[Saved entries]
..............................

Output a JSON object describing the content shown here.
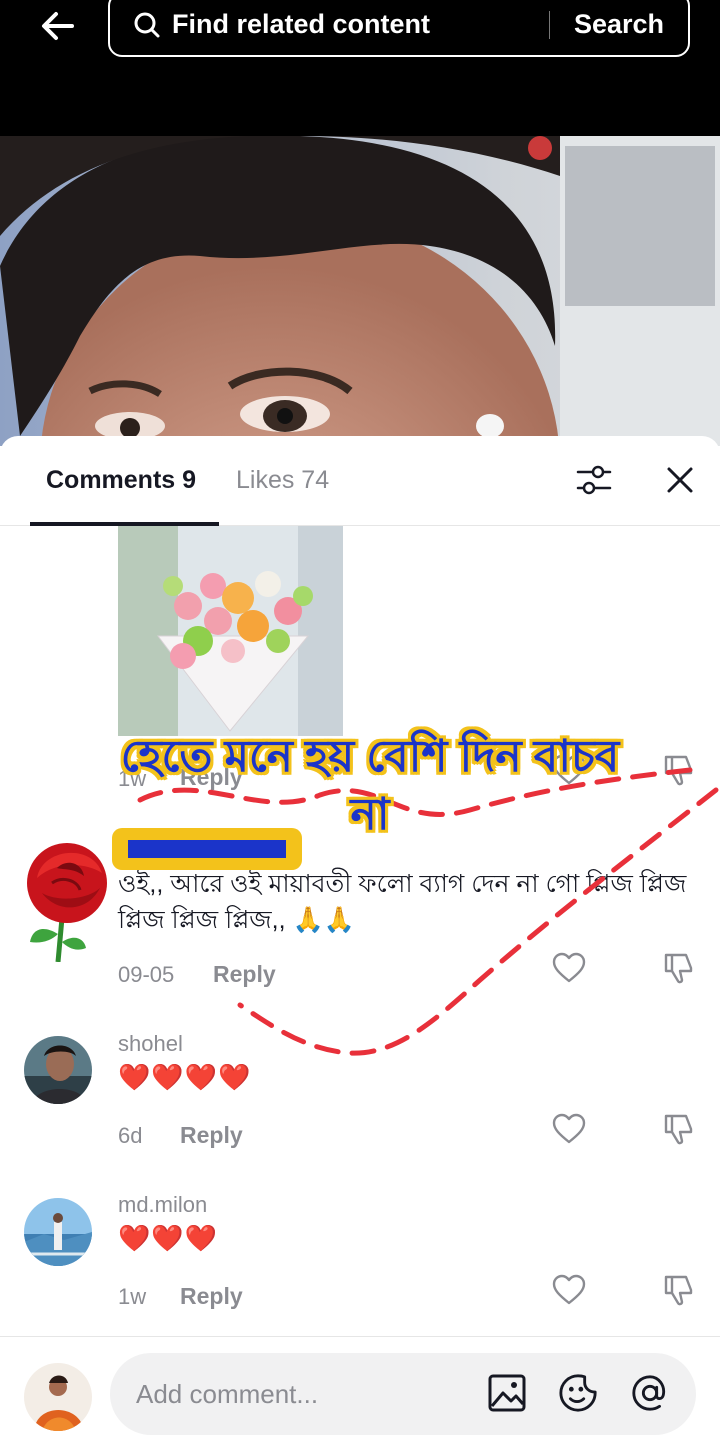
{
  "header": {
    "search_placeholder": "Find related content",
    "search_button": "Search"
  },
  "tabs": {
    "comments": "Comments 9",
    "likes": "Likes 74"
  },
  "overlay_caption": {
    "line1": "হেতে মনে হয় বেশি দিন বাচব",
    "line2": "না"
  },
  "sticker_comment": {
    "time": "1w",
    "reply": "Reply"
  },
  "comments": [
    {
      "username": "",
      "text": "ওই,, আরে ওই মায়াবতী ফলো ব্যাগ দেন না গো প্লিজ প্লিজ প্লিজ প্লিজ প্লিজ,, 🙏🙏",
      "time": "09-05",
      "reply": "Reply",
      "avatar": "rose"
    },
    {
      "username": "shohel",
      "text": "❤️❤️❤️❤️",
      "time": "6d",
      "reply": "Reply",
      "avatar": "man"
    },
    {
      "username": "md.milon",
      "text": "❤️❤️❤️",
      "time": "1w",
      "reply": "Reply",
      "avatar": "beach"
    }
  ],
  "composer": {
    "placeholder": "Add comment..."
  },
  "icons": [
    "back-arrow-icon",
    "search-icon",
    "filter-icon",
    "close-icon",
    "heart-icon",
    "dislike-icon",
    "image-icon",
    "emoji-icon",
    "mention-icon"
  ],
  "colors": {
    "accent_red": "#e8202c",
    "caption_blue": "#1b34c9",
    "caption_yellow": "#f3c21b"
  }
}
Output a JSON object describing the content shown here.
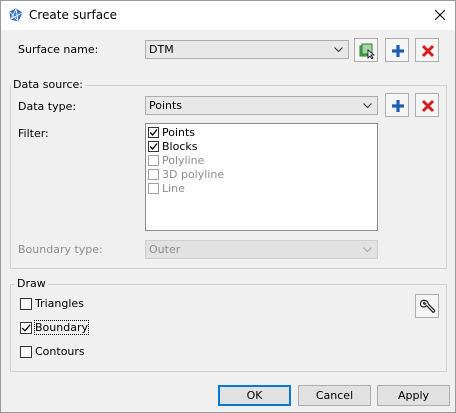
{
  "window": {
    "title": "Create surface",
    "icon": "surface-mesh-icon",
    "close_icon": "close-icon"
  },
  "surface": {
    "name_label": "Surface name:",
    "name_value": "DTM"
  },
  "data_source": {
    "group_label": "Data source:",
    "type_label": "Data type:",
    "type_value": "Points",
    "filter_label": "Filter:",
    "filter_items": [
      {
        "label": "Points",
        "checked": true,
        "enabled": true
      },
      {
        "label": "Blocks",
        "checked": true,
        "enabled": true
      },
      {
        "label": "Polyline",
        "checked": false,
        "enabled": false
      },
      {
        "label": "3D polyline",
        "checked": false,
        "enabled": false
      },
      {
        "label": "Line",
        "checked": false,
        "enabled": false
      }
    ],
    "boundary_label": "Boundary type:",
    "boundary_value": "Outer"
  },
  "draw": {
    "group_label": "Draw",
    "options": [
      {
        "label": "Triangles",
        "checked": false
      },
      {
        "label": "Boundary",
        "checked": true
      },
      {
        "label": "Contours",
        "checked": false
      }
    ],
    "settings_icon": "wrench-icon"
  },
  "buttons": {
    "ok": "OK",
    "cancel": "Cancel",
    "apply": "Apply"
  },
  "colors": {
    "add_blue": "#1e5fb4",
    "delete_red": "#d21e1e",
    "accent": "#0078d7"
  }
}
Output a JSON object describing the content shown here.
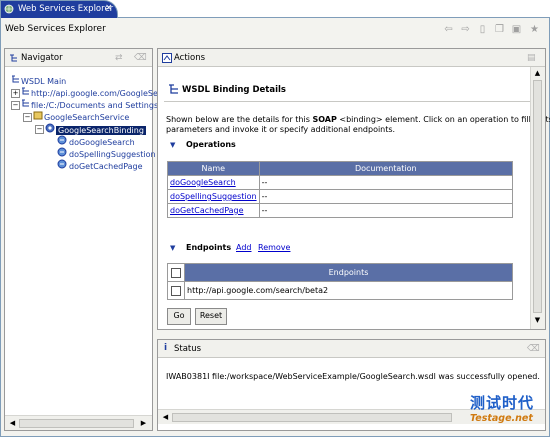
{
  "editor": {
    "tab_label": "Web Services Explorer",
    "tab_close": "×",
    "title": "Web Services Explorer"
  },
  "toolbar_icons": [
    "back-icon",
    "forward-icon",
    "page-icon",
    "copy-icon",
    "favorites-icon",
    "star-icon"
  ],
  "navigator": {
    "title": "Navigator",
    "items": [
      {
        "label": "WSDL Main"
      },
      {
        "label": "http://api.google.com/GoogleSe"
      },
      {
        "label": "file:/C:/Documents and Settings"
      },
      {
        "label": "GoogleSearchService"
      },
      {
        "label": "GoogleSearchBinding"
      },
      {
        "label": "doGoogleSearch"
      },
      {
        "label": "doSpellingSuggestion"
      },
      {
        "label": "doGetCachedPage"
      }
    ]
  },
  "actions": {
    "title": "Actions",
    "heading": "WSDL Binding Details",
    "desc_line1_pre": "Shown below are the details for this ",
    "desc_line1_bold": "SOAP",
    "desc_line1_post": " <binding> element. Click on an operation to fill in its",
    "desc_line2": "parameters and invoke it or specify additional endpoints.",
    "operations": {
      "label": "Operations",
      "columns": [
        "Name",
        "Documentation"
      ],
      "rows": [
        {
          "name": "doGoogleSearch",
          "doc": "--"
        },
        {
          "name": "doSpellingSuggestion",
          "doc": "--"
        },
        {
          "name": "doGetCachedPage",
          "doc": "--"
        }
      ]
    },
    "endpoints": {
      "label": "Endpoints",
      "add": "Add",
      "remove": "Remove",
      "column": "Endpoints",
      "rows": [
        {
          "url": "http://api.google.com/search/beta2"
        }
      ]
    },
    "go": "Go",
    "reset": "Reset"
  },
  "status": {
    "title": "Status",
    "message": "IWAB0381I file:/workspace/WebServiceExample/GoogleSearch.wsdl was successfully opened."
  },
  "watermark": {
    "text": "测试时代",
    "sub": "Testage.net"
  },
  "colors": {
    "tab_active": "#1f3d9e",
    "table_header": "#5a6fa6",
    "link": "#0000cc",
    "selection": "#0a246a"
  }
}
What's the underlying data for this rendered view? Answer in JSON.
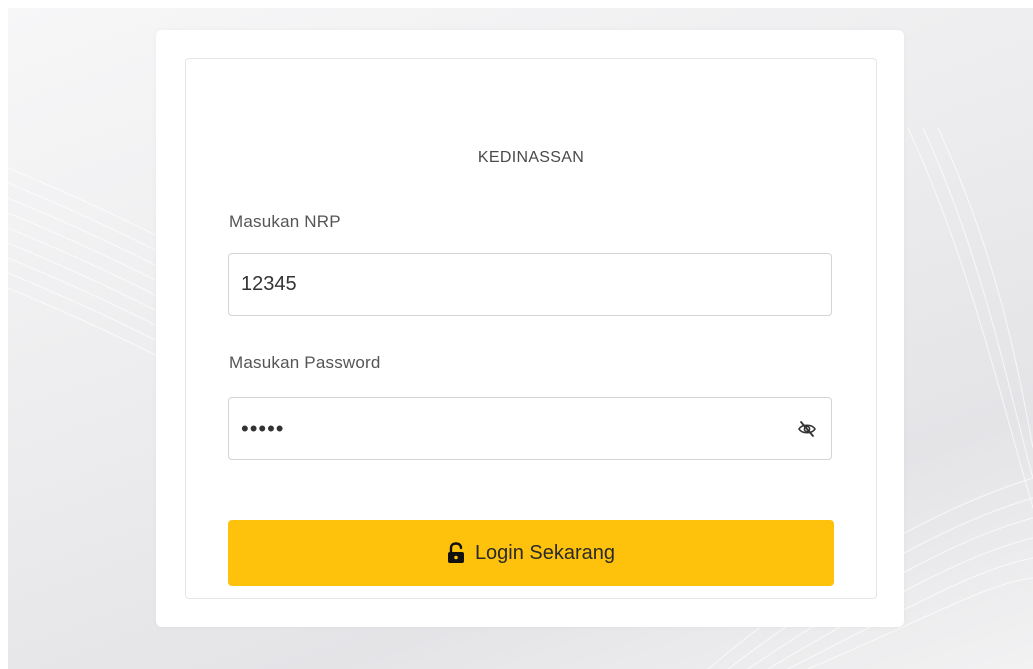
{
  "form": {
    "heading": "KEDINASSAN",
    "nrp_label": "Masukan NRP",
    "nrp_value": "12345",
    "password_label": "Masukan Password",
    "password_value": "12345",
    "login_label": "Login Sekarang"
  },
  "icons": {
    "password_toggle": "eye-slash-icon",
    "login": "unlock-icon"
  },
  "colors": {
    "accent": "#fec20d",
    "background": "#ececee"
  }
}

..............................

» Task statement:
Omit the pictures, then quote the rest of the material above exactly.

» Task solution:
Output a JSON object describing the content shown here.
{
  "header": {
    "search_placeholder": "Find related content",
    "search_button": "Search"
  },
  "tabs": {
    "comments": "Comments 9",
    "likes": "Likes 74"
  },
  "overlay_caption": {
    "line1": "হেতে মনে হয় বেশি দিন বাচব",
    "line2": "না"
  },
  "sticker_comment": {
    "time": "1w",
    "reply": "Reply"
  },
  "comments": [
    {
      "username": "",
      "text": "ওই,, আরে ওই মায়াবতী ফলো ব্যাগ দেন না গো প্লিজ প্লিজ প্লিজ প্লিজ প্লিজ,, 🙏🙏",
      "time": "09-05",
      "reply": "Reply",
      "avatar": "rose"
    },
    {
      "username": "shohel",
      "text": "❤️❤️❤️❤️",
      "time": "6d",
      "reply": "Reply",
      "avatar": "man"
    },
    {
      "username": "md.milon",
      "text": "❤️❤️❤️",
      "time": "1w",
      "reply": "Reply",
      "avatar": "beach"
    }
  ],
  "composer": {
    "placeholder": "Add comment..."
  },
  "icons": [
    "back-arrow-icon",
    "search-icon",
    "filter-icon",
    "close-icon",
    "heart-icon",
    "dislike-icon",
    "image-icon",
    "emoji-icon",
    "mention-icon"
  ],
  "colors": {
    "accent_red": "#e8202c",
    "caption_blue": "#1b34c9",
    "caption_yellow": "#f3c21b"
  }
}
Output a JSON object describing the content shown here.
{
  "window": {
    "title": "Create surface",
    "icon": "surface-mesh-icon",
    "close_icon": "close-icon"
  },
  "surface": {
    "name_label": "Surface name:",
    "name_value": "DTM"
  },
  "data_source": {
    "group_label": "Data source:",
    "type_label": "Data type:",
    "type_value": "Points",
    "filter_label": "Filter:",
    "filter_items": [
      {
        "label": "Points",
        "checked": true,
        "enabled": true
      },
      {
        "label": "Blocks",
        "checked": true,
        "enabled": true
      },
      {
        "label": "Polyline",
        "checked": false,
        "enabled": false
      },
      {
        "label": "3D polyline",
        "checked": false,
        "enabled": false
      },
      {
        "label": "Line",
        "checked": false,
        "enabled": false
      }
    ],
    "boundary_label": "Boundary type:",
    "boundary_value": "Outer"
  },
  "draw": {
    "group_label": "Draw",
    "options": [
      {
        "label": "Triangles",
        "checked": false
      },
      {
        "label": "Boundary",
        "checked": true
      },
      {
        "label": "Contours",
        "checked": false
      }
    ],
    "settings_icon": "wrench-icon"
  },
  "buttons": {
    "ok": "OK",
    "cancel": "Cancel",
    "apply": "Apply"
  },
  "colors": {
    "add_blue": "#1e5fb4",
    "delete_red": "#d21e1e",
    "accent": "#0078d7"
  }
}
Output a JSON object describing the content shown here.
{
  "editor": {
    "tab_label": "Web Services Explorer",
    "tab_close": "×",
    "title": "Web Services Explorer"
  },
  "toolbar_icons": [
    "back-icon",
    "forward-icon",
    "page-icon",
    "copy-icon",
    "favorites-icon",
    "star-icon"
  ],
  "navigator": {
    "title": "Navigator",
    "items": [
      {
        "label": "WSDL Main"
      },
      {
        "label": "http://api.google.com/GoogleSe"
      },
      {
        "label": "file:/C:/Documents and Settings"
      },
      {
        "label": "GoogleSearchService"
      },
      {
        "label": "GoogleSearchBinding"
      },
      {
        "label": "doGoogleSearch"
      },
      {
        "label": "doSpellingSuggestion"
      },
      {
        "label": "doGetCachedPage"
      }
    ]
  },
  "actions": {
    "title": "Actions",
    "heading": "WSDL Binding Details",
    "desc_line1_pre": "Shown below are the details for this ",
    "desc_line1_bold": "SOAP",
    "desc_line1_post": " <binding> element. Click on an operation to fill in its",
    "desc_line2": "parameters and invoke it or specify additional endpoints.",
    "operations": {
      "label": "Operations",
      "columns": [
        "Name",
        "Documentation"
      ],
      "rows": [
        {
          "name": "doGoogleSearch",
          "doc": "--"
        },
        {
          "name": "doSpellingSuggestion",
          "doc": "--"
        },
        {
          "name": "doGetCachedPage",
          "doc": "--"
        }
      ]
    },
    "endpoints": {
      "label": "Endpoints",
      "add": "Add",
      "remove": "Remove",
      "column": "Endpoints",
      "rows": [
        {
          "url": "http://api.google.com/search/beta2"
        }
      ]
    },
    "go": "Go",
    "reset": "Reset"
  },
  "status": {
    "title": "Status",
    "message": "IWAB0381I file:/workspace/WebServiceExample/GoogleSearch.wsdl was successfully opened."
  },
  "watermark": {
    "text": "测试时代",
    "sub": "Testage.net"
  },
  "colors": {
    "tab_active": "#1f3d9e",
    "table_header": "#5a6fa6",
    "link": "#0000cc",
    "selection": "#0a246a"
  }
}
What's the underlying data for this rendered view? Answer in JSON.
{
  "form": {
    "heading": "KEDINASSAN",
    "nrp_label": "Masukan NRP",
    "nrp_value": "12345",
    "password_label": "Masukan Password",
    "password_value": "12345",
    "login_label": "Login Sekarang"
  },
  "icons": {
    "password_toggle": "eye-slash-icon",
    "login": "unlock-icon"
  },
  "colors": {
    "accent": "#fec20d",
    "background": "#ececee"
  }
}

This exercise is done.